**Problem statement**.
Set down each record exactly as written.
═══ Excerpted data
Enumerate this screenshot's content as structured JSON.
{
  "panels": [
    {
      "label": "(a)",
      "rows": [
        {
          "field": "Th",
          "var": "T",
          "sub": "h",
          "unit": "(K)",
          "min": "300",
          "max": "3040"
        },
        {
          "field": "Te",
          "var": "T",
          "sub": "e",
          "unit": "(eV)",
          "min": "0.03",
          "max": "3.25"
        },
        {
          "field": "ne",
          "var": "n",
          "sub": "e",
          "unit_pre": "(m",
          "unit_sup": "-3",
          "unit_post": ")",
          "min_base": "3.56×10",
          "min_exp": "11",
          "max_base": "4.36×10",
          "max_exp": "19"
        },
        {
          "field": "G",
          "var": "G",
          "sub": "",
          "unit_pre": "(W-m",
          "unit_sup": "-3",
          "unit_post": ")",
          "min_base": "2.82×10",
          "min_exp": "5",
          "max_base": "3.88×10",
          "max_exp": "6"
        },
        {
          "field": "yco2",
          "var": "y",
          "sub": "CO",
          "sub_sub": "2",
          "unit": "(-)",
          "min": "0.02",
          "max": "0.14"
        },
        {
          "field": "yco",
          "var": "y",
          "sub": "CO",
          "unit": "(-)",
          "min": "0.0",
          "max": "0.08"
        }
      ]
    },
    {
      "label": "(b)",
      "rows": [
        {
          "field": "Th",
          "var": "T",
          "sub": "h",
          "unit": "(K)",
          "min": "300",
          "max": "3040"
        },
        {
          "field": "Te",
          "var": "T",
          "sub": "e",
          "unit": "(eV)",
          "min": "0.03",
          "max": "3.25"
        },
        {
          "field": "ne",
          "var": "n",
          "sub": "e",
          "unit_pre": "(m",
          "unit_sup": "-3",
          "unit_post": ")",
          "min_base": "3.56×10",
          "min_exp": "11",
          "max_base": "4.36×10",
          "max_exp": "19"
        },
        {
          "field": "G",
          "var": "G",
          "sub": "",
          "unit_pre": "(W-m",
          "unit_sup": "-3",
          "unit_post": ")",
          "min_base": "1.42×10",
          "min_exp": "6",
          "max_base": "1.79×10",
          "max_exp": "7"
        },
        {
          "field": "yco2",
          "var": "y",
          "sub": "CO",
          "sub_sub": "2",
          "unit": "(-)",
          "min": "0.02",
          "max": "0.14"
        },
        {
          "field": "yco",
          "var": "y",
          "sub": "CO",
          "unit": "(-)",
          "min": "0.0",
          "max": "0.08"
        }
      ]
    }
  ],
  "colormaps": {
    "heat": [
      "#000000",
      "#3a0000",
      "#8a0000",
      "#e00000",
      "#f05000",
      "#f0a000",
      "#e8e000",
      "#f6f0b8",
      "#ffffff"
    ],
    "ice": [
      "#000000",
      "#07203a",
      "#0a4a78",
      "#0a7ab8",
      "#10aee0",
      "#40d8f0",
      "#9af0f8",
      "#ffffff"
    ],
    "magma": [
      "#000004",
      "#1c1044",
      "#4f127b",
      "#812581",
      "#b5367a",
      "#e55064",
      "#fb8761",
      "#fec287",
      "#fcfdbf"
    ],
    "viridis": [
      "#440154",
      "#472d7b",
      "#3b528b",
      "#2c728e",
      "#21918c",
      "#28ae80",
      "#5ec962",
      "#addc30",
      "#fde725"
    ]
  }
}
══════
**Worked solution**.
Enumerate this screenshot's content as structured JSON.
{
  "panels": [
    {
      "label": "(a)",
      "rows": [
        {
          "field": "Th",
          "var": "T",
          "sub": "h",
          "unit": "(K)",
          "min": "300",
          "max": "3040"
        },
        {
          "field": "Te",
          "var": "T",
          "sub": "e",
          "unit": "(eV)",
          "min": "0.03",
          "max": "3.25"
        },
        {
          "field": "ne",
          "var": "n",
          "sub": "e",
          "unit_pre": "(m",
          "unit_sup": "-3",
          "unit_post": ")",
          "min_base": "3.56×10",
          "min_exp": "11",
          "max_base": "4.36×10",
          "max_exp": "19"
        },
        {
          "field": "G",
          "var": "G",
          "sub": "",
          "unit_pre": "(W-m",
          "unit_sup": "-3",
          "unit_post": ")",
          "min_base": "2.82×10",
          "min_exp": "5",
          "max_base": "3.88×10",
          "max_exp": "6"
        },
        {
          "field": "yco2",
          "var": "y",
          "sub": "CO",
          "sub_sub": "2",
          "unit": "(-)",
          "min": "0.02",
          "max": "0.14"
        },
        {
          "field": "yco",
          "var": "y",
          "sub": "CO",
          "unit": "(-)",
          "min": "0.0",
          "max": "0.08"
        }
      ]
    },
    {
      "label": "(b)",
      "rows": [
        {
          "field": "Th",
          "var": "T",
          "sub": "h",
          "unit": "(K)",
          "min": "300",
          "max": "3040"
        },
        {
          "field": "Te",
          "var": "T",
          "sub": "e",
          "unit": "(eV)",
          "min": "0.03",
          "max": "3.25"
        },
        {
          "field": "ne",
          "var": "n",
          "sub": "e",
          "unit_pre": "(m",
          "unit_sup": "-3",
          "unit_post": ")",
          "min_base": "3.56×10",
          "min_exp": "11",
          "max_base": "4.36×10",
          "max_exp": "19"
        },
        {
          "field": "G",
          "var": "G",
          "sub": "",
          "unit_pre": "(W-m",
          "unit_sup": "-3",
          "unit_post": ")",
          "min_base": "1.42×10",
          "min_exp": "6",
          "max_base": "1.79×10",
          "max_exp": "7"
        },
        {
          "field": "yco2",
          "var": "y",
          "sub": "CO",
          "sub_sub": "2",
          "unit": "(-)",
          "min": "0.02",
          "max": "0.14"
        },
        {
          "field": "yco",
          "var": "y",
          "sub": "CO",
          "unit": "(-)",
          "min": "0.0",
          "max": "0.08"
        }
      ]
    }
  ],
  "colormaps": {
    "heat": [
      "#000000",
      "#3a0000",
      "#8a0000",
      "#e00000",
      "#f05000",
      "#f0a000",
      "#e8e000",
      "#f6f0b8",
      "#ffffff"
    ],
    "ice": [
      "#000000",
      "#07203a",
      "#0a4a78",
      "#0a7ab8",
      "#10aee0",
      "#40d8f0",
      "#9af0f8",
      "#ffffff"
    ],
    "magma": [
      "#000004",
      "#1c1044",
      "#4f127b",
      "#812581",
      "#b5367a",
      "#e55064",
      "#fb8761",
      "#fec287",
      "#fcfdbf"
    ],
    "viridis": [
      "#440154",
      "#472d7b",
      "#3b528b",
      "#2c728e",
      "#21918c",
      "#28ae80",
      "#5ec962",
      "#addc30",
      "#fde725"
    ]
  }
}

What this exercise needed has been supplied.